┌────────

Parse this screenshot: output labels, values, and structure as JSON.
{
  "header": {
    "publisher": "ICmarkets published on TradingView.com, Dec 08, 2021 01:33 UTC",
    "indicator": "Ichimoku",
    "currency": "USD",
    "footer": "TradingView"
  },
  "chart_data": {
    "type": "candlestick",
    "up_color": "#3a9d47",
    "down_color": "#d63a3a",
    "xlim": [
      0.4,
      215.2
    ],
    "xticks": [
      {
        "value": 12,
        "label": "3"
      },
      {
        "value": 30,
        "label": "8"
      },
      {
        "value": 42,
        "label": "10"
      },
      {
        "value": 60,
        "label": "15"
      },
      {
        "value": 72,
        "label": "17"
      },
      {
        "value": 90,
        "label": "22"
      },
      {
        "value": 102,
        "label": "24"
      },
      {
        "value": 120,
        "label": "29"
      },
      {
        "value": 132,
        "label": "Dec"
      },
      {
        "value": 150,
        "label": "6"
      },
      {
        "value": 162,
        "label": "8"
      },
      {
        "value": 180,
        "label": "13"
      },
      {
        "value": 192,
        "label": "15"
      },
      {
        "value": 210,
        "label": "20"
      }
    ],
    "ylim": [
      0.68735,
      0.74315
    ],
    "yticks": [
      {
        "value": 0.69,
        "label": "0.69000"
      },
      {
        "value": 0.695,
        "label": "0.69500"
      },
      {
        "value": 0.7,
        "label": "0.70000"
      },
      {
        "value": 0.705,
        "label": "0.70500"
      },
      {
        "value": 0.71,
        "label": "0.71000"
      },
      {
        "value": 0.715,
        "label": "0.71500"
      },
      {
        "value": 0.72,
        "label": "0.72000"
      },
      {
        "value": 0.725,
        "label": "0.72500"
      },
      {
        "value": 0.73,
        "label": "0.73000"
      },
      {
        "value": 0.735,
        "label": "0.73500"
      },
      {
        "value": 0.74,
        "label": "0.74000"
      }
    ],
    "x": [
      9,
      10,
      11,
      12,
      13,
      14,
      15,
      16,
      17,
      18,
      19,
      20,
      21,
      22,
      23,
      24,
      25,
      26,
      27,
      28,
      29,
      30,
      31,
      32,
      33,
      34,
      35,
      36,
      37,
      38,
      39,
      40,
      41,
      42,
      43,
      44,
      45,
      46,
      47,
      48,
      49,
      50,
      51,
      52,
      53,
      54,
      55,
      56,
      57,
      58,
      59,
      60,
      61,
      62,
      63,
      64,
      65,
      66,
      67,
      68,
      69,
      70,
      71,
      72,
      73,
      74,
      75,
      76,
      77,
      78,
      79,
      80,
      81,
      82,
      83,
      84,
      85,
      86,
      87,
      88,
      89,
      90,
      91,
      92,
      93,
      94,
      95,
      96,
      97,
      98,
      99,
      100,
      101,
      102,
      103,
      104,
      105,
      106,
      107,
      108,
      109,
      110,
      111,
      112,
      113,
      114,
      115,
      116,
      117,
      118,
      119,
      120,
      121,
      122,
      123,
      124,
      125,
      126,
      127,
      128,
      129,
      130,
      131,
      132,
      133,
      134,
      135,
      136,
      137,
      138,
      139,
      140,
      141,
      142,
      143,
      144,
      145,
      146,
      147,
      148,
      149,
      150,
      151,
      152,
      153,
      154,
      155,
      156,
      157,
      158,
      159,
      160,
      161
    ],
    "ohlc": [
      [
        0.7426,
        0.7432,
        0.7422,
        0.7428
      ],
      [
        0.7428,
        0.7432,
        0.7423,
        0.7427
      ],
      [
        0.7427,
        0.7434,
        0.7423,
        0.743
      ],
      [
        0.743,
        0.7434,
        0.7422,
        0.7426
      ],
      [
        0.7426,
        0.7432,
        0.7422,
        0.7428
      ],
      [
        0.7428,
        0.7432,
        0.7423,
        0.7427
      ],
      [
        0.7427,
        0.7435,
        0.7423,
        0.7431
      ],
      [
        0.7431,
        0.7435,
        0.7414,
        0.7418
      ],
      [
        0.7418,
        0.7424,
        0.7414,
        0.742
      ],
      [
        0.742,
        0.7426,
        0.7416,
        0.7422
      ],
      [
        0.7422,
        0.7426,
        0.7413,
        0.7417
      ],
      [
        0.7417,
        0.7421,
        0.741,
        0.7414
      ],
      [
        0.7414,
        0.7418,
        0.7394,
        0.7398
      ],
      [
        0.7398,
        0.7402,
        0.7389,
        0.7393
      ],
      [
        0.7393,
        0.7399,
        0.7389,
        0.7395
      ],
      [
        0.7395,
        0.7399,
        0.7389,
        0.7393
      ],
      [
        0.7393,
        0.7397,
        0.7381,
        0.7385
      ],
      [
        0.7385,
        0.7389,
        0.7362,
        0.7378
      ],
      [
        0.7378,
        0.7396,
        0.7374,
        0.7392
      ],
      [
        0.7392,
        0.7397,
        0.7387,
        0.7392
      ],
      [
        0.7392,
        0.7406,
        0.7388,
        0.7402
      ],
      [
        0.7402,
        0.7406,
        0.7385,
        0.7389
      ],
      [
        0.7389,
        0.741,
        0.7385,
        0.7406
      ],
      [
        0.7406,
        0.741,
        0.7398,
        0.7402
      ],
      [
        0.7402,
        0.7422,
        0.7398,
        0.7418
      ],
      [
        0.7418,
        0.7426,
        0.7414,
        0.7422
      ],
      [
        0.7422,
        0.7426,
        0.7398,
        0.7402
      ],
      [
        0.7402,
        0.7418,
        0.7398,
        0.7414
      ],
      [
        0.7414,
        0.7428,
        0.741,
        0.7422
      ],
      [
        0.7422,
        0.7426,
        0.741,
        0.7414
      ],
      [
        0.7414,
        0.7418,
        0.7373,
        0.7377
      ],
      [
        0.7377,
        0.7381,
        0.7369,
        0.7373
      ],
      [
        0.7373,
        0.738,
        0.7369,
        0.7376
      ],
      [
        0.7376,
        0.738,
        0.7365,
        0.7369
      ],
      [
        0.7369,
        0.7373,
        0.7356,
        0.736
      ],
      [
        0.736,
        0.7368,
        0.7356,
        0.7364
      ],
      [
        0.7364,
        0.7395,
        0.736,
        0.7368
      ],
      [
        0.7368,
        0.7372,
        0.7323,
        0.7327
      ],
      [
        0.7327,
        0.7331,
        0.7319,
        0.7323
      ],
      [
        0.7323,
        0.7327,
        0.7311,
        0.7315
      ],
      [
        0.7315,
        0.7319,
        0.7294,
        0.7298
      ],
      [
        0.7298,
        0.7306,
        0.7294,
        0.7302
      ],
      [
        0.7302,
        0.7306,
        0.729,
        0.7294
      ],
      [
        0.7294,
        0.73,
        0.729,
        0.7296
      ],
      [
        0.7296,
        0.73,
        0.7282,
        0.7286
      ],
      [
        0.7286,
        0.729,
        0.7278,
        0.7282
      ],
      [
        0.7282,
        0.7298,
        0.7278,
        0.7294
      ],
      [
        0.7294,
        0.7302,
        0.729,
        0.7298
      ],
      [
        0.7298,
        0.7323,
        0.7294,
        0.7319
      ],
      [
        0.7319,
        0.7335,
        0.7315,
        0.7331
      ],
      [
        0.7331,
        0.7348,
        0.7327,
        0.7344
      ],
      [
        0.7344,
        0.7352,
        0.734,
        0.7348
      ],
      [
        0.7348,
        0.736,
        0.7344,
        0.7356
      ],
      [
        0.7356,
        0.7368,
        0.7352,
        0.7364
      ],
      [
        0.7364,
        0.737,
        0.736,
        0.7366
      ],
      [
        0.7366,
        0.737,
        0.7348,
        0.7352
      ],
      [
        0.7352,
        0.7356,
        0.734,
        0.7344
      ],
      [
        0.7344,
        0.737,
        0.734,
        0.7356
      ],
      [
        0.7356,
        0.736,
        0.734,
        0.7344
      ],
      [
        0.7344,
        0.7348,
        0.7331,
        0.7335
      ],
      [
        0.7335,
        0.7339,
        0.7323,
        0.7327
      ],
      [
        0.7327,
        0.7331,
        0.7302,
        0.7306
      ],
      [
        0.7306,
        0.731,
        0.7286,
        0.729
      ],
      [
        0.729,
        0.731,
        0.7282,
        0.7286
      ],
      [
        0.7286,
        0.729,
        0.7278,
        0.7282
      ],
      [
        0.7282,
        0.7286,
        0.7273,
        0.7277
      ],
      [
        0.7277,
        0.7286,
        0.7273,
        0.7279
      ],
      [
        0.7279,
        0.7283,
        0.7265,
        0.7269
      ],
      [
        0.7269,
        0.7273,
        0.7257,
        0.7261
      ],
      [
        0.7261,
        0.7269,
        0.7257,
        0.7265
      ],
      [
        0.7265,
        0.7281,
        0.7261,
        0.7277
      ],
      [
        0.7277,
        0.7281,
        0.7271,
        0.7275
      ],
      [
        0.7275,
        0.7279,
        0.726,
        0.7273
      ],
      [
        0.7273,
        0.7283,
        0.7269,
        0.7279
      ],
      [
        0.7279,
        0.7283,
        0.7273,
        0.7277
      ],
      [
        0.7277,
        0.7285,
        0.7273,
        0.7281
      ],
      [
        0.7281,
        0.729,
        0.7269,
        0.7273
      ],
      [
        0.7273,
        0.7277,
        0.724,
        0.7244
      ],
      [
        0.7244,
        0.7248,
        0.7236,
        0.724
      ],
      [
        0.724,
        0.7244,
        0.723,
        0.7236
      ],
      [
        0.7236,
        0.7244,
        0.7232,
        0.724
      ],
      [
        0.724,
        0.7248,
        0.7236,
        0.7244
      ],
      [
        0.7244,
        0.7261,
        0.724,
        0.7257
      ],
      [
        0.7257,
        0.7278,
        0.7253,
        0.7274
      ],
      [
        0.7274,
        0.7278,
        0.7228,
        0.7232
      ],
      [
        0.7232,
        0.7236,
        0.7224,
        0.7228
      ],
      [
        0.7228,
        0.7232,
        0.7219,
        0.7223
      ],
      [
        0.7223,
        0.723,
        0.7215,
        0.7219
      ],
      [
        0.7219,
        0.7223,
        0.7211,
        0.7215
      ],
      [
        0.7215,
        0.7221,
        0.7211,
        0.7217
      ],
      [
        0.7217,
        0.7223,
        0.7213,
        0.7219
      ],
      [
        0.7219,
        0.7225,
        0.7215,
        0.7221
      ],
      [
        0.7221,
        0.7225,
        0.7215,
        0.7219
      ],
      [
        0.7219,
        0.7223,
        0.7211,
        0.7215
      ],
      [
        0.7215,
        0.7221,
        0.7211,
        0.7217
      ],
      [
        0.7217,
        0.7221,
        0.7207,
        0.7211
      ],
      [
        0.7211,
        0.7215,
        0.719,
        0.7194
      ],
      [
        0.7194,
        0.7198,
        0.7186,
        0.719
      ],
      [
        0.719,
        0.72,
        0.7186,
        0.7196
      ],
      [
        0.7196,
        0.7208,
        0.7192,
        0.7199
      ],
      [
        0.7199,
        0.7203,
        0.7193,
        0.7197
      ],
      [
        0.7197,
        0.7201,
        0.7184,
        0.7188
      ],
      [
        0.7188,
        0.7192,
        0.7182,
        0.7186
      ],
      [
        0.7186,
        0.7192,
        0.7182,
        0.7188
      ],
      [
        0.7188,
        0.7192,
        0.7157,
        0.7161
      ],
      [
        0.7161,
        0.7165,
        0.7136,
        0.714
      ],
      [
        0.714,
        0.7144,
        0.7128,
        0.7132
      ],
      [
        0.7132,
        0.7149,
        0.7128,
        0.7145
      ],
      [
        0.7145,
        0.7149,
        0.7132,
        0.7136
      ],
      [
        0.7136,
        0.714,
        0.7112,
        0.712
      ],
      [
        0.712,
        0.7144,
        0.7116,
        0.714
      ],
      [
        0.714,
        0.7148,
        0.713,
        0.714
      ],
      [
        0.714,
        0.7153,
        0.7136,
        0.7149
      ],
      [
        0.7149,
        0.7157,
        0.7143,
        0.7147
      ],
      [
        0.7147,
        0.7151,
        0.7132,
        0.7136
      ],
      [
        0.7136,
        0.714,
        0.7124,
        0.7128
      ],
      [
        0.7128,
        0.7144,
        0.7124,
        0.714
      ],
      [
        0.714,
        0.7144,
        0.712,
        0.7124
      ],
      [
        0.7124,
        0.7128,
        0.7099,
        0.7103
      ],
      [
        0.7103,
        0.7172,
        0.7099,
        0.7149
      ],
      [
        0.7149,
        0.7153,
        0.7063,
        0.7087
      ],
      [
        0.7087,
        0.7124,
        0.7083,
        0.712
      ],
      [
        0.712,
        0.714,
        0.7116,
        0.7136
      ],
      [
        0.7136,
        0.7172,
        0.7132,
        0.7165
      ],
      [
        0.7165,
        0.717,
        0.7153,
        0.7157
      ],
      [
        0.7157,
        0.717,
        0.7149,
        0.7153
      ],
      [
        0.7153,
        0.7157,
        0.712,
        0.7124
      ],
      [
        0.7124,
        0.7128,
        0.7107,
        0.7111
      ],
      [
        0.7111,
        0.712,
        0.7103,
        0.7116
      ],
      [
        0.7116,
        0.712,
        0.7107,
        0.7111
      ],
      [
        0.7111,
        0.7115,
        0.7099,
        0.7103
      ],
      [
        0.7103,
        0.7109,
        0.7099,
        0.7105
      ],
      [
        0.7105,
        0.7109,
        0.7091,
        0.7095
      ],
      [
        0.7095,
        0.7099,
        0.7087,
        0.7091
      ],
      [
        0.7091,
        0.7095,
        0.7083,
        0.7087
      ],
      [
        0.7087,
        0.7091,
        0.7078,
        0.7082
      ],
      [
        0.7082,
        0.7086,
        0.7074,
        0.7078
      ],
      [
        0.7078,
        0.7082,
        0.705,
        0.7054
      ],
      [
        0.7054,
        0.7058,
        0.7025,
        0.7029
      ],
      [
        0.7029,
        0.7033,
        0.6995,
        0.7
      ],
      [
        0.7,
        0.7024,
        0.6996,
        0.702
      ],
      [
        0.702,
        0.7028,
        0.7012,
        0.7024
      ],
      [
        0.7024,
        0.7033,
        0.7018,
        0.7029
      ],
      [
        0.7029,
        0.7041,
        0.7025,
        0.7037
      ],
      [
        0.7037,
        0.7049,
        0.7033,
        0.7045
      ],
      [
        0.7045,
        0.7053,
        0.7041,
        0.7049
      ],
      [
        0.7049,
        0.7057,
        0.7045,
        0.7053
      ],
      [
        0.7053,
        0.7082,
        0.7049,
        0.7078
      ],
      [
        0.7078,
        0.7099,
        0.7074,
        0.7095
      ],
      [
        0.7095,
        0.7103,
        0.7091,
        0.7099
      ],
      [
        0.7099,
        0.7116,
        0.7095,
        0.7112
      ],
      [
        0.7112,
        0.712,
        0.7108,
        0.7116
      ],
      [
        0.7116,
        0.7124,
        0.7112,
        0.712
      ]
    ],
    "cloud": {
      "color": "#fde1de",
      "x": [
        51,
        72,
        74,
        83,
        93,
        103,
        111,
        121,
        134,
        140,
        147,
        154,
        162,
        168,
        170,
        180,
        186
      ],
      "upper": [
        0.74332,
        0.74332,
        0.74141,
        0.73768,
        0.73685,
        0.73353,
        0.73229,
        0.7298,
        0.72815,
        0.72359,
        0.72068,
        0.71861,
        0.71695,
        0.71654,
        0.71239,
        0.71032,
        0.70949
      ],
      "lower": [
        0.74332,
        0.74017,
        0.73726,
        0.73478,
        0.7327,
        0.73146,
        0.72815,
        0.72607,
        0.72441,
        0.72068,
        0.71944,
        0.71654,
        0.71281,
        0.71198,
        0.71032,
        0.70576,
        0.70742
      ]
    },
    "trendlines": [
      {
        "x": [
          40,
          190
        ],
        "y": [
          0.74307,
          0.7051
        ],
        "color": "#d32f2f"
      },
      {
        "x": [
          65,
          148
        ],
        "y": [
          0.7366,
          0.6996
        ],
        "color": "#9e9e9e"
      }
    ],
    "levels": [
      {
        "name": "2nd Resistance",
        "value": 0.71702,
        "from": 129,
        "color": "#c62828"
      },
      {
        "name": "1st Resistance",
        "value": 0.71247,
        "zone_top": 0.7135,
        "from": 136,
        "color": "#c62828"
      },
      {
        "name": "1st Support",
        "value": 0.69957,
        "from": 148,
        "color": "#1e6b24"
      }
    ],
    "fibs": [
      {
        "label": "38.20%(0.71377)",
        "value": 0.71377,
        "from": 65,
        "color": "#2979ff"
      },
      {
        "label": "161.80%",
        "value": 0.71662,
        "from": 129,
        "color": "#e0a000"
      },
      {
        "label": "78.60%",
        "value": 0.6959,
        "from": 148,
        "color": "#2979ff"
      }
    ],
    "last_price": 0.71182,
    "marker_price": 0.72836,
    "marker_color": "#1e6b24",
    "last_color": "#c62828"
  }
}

└────────

Each line above that holds the string "Resistance" should be copied and shown.

        "name": "2nd Resistance",
        "name": "1st Resistance",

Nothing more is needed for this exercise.